> **Problem to solve**: Copy out each line below that has the word "this" in it.

> **Records provided**:
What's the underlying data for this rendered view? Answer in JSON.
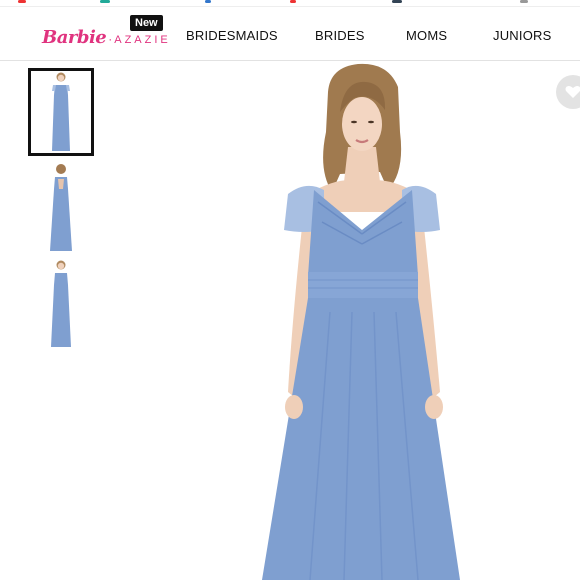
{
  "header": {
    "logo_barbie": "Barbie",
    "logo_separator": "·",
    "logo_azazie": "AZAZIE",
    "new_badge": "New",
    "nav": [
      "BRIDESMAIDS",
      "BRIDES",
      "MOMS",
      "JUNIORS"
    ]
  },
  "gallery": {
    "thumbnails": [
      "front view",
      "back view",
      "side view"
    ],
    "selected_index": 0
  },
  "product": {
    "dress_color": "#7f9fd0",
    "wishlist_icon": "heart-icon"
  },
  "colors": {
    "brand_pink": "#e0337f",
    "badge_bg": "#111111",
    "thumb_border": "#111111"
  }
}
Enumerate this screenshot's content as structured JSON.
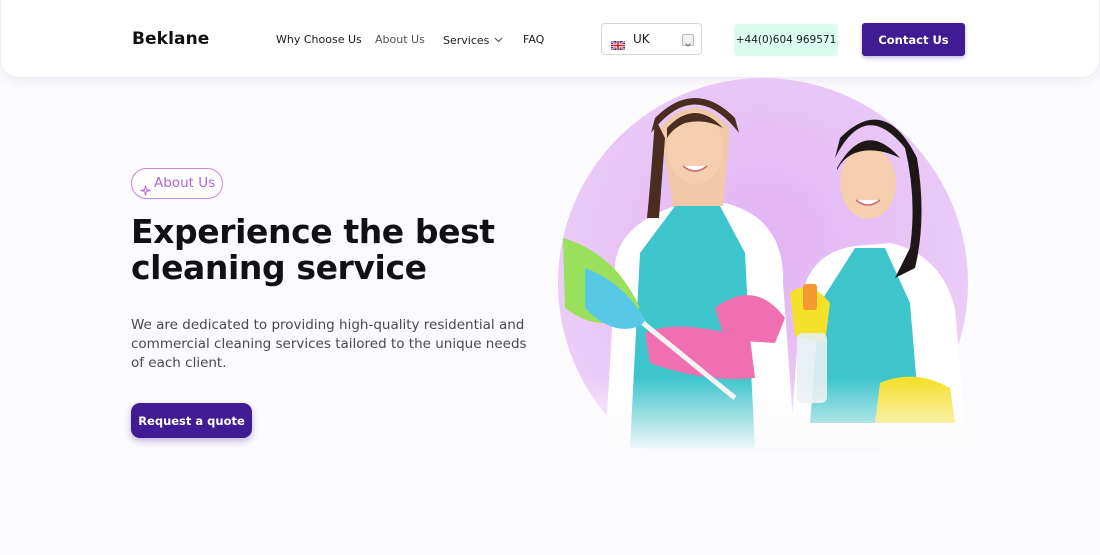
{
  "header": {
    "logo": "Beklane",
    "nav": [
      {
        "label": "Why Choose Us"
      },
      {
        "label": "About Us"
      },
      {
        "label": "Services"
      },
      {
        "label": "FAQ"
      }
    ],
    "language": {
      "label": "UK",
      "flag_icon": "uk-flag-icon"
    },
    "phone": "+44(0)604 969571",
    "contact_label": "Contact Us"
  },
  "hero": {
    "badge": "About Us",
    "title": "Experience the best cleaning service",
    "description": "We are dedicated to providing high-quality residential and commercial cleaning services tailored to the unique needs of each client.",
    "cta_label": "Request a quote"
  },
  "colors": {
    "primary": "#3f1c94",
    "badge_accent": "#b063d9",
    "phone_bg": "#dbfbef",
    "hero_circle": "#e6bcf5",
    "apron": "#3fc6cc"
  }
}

> **Completed task**:
What's the underlying data for this rendered view? Answer in JSON.
Enumerate this screenshot's content as structured JSON.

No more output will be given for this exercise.